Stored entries
──────

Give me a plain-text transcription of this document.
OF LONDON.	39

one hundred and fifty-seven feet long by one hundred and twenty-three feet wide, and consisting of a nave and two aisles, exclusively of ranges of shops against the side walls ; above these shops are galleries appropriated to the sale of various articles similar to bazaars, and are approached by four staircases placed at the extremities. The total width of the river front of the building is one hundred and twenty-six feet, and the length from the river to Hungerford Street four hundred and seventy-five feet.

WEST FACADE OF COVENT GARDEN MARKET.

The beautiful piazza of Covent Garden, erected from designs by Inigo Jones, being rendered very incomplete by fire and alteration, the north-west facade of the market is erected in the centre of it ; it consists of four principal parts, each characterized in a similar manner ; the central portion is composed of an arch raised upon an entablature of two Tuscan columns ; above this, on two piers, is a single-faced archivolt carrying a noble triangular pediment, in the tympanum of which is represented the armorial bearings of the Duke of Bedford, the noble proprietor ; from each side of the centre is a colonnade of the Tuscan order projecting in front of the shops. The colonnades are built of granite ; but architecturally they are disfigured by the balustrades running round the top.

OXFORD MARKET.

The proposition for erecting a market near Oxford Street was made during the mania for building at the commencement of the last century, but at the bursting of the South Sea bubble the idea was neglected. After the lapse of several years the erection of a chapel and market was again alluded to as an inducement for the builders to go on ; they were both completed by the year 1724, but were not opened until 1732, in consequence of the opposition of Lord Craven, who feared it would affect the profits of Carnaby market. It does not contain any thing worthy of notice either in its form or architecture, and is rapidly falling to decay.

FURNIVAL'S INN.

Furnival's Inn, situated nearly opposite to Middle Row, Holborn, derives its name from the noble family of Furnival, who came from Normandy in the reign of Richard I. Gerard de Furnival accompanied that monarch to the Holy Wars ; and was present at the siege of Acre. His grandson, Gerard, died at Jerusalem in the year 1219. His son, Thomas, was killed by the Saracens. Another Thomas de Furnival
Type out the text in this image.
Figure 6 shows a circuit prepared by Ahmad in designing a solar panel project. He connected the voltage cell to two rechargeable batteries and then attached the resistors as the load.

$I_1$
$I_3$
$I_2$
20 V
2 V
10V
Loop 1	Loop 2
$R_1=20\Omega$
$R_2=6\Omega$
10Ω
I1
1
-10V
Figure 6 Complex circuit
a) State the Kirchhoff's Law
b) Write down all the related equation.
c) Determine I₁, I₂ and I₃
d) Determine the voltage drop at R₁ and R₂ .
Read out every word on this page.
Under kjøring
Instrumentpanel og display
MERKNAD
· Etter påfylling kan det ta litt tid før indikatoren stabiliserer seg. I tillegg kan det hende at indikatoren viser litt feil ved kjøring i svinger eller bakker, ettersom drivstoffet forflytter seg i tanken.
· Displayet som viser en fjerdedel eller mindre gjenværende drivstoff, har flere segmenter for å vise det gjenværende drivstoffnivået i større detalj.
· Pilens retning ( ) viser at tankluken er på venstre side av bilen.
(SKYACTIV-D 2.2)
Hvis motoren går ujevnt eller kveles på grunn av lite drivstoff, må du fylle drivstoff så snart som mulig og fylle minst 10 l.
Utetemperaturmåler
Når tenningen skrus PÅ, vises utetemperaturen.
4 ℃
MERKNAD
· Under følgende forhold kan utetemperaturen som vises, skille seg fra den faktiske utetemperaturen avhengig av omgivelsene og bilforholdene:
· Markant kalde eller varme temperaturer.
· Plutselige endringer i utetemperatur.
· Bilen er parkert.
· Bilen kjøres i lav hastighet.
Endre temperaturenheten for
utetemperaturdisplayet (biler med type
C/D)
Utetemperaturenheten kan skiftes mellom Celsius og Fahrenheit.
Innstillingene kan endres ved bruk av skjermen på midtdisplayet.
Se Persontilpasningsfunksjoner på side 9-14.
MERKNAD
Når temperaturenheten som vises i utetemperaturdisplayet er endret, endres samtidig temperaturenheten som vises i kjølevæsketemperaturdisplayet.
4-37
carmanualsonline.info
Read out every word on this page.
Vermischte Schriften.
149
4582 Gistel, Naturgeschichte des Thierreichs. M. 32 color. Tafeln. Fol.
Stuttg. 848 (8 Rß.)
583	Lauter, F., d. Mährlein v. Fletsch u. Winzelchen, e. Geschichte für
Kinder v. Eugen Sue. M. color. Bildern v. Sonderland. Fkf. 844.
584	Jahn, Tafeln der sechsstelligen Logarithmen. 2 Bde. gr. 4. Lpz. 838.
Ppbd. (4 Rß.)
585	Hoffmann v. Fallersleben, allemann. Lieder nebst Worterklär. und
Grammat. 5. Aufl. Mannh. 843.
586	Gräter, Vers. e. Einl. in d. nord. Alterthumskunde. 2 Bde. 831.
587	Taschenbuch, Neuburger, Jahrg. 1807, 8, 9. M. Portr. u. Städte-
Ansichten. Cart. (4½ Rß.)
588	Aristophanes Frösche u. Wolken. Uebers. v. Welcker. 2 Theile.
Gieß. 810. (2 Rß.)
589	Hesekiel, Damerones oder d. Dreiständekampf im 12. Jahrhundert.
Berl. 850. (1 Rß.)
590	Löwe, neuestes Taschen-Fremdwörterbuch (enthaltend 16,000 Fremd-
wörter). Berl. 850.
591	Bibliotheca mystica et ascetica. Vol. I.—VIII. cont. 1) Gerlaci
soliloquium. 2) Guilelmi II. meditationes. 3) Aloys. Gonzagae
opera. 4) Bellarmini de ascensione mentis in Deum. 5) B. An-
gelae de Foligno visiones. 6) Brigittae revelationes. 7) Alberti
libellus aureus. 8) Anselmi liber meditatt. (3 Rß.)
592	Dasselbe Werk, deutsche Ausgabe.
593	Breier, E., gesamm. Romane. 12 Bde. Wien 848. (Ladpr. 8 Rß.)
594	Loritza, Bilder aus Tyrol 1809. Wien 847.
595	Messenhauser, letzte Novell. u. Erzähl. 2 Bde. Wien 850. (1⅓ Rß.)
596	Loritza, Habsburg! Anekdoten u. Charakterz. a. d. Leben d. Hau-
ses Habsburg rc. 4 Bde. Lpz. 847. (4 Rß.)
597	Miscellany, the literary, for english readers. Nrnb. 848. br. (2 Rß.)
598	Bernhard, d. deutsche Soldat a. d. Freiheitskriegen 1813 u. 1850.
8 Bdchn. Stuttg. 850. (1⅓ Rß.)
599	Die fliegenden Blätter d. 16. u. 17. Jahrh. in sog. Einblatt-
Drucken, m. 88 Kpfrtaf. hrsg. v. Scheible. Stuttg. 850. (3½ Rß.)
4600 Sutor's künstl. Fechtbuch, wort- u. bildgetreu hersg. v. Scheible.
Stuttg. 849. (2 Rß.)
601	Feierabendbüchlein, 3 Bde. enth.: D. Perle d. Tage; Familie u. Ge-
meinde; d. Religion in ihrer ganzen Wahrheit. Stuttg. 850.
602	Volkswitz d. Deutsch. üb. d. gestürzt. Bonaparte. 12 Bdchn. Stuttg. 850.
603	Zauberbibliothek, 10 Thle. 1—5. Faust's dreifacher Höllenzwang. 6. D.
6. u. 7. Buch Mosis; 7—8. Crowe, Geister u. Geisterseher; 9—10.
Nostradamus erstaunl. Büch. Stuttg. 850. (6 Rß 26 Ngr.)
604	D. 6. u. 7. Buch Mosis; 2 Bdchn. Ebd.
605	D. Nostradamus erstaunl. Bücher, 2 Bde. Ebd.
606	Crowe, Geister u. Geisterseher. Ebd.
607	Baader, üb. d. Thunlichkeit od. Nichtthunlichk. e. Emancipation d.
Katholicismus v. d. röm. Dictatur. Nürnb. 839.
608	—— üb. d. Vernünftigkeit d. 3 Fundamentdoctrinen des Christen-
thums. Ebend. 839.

──────

Say how many lines in the records above hold "utetemperaturdisplayet", and give no other text.

2